-- BEGIN Records supplied --
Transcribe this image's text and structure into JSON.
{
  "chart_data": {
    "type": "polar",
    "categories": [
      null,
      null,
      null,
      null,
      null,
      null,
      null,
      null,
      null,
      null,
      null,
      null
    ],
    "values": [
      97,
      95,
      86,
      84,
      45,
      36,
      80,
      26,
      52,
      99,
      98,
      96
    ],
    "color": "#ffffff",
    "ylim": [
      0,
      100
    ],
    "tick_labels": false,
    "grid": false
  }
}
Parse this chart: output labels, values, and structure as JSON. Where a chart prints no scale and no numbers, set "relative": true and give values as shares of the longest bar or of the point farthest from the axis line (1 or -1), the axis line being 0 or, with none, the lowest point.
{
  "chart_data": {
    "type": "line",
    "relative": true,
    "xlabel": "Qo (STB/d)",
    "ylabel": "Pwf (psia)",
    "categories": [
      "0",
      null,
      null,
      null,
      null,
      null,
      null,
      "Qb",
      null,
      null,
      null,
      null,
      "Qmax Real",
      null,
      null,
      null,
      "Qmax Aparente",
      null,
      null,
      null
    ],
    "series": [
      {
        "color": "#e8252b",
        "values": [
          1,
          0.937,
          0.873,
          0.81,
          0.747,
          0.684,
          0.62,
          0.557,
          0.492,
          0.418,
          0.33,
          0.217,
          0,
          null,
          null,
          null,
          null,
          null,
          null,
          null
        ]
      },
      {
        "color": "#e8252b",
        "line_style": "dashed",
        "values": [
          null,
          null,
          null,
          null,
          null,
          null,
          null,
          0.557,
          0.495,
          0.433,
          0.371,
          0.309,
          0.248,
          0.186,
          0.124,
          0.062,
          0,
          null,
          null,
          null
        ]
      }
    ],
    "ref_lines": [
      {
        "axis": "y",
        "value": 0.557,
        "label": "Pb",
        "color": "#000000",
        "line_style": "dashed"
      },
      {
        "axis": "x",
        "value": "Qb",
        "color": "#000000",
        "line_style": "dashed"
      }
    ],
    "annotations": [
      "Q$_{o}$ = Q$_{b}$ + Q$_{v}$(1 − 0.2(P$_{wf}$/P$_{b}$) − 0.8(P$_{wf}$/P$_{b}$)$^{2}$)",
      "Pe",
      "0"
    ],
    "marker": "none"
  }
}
-- END Records supplied --
## Task requirements
Output the full listing without altering anything.

## Response
Transcribe this image's text and structure into JSON.
{
  "chart_data": {
    "type": "polar",
    "categories": [
      null,
      null,
      null,
      null,
      null,
      null,
      null,
      null,
      null,
      null,
      null,
      null
    ],
    "values": [
      97,
      95,
      86,
      84,
      45,
      36,
      80,
      26,
      52,
      99,
      98,
      96
    ],
    "color": "#ffffff",
    "ylim": [
      0,
      100
    ],
    "tick_labels": false,
    "grid": false
  }
}
Parse this chart: output labels, values, and structure as JSON. Where a chart prints no scale and no numbers, set "relative": true and give values as shares of the longest bar or of the point farthest from the axis line (1 or -1), the axis line being 0 or, with none, the lowest point.
{
  "chart_data": {
    "type": "line",
    "relative": true,
    "xlabel": "Qo (STB/d)",
    "ylabel": "Pwf (psia)",
    "categories": [
      "0",
      null,
      null,
      null,
      null,
      null,
      null,
      "Qb",
      null,
      null,
      null,
      null,
      "Qmax Real",
      null,
      null,
      null,
      "Qmax Aparente",
      null,
      null,
      null
    ],
    "series": [
      {
        "color": "#e8252b",
        "values": [
          1,
          0.937,
          0.873,
          0.81,
          0.747,
          0.684,
          0.62,
          0.557,
          0.492,
          0.418,
          0.33,
          0.217,
          0,
          null,
          null,
          null,
          null,
          null,
          null,
          null
        ]
      },
      {
        "color": "#e8252b",
        "line_style": "dashed",
        "values": [
          null,
          null,
          null,
          null,
          null,
          null,
          null,
          0.557,
          0.495,
          0.433,
          0.371,
          0.309,
          0.248,
          0.186,
          0.124,
          0.062,
          0,
          null,
          null,
          null
        ]
      }
    ],
    "ref_lines": [
      {
        "axis": "y",
        "value": 0.557,
        "label": "Pb",
        "color": "#000000",
        "line_style": "dashed"
      },
      {
        "axis": "x",
        "value": "Qb",
        "color": "#000000",
        "line_style": "dashed"
      }
    ],
    "annotations": [
      "Q$_{o}$ = Q$_{b}$ + Q$_{v}$(1 − 0.2(P$_{wf}$/P$_{b}$) − 0.8(P$_{wf}$/P$_{b}$)$^{2}$)",
      "Pe",
      "0"
    ],
    "marker": "none"
  }
}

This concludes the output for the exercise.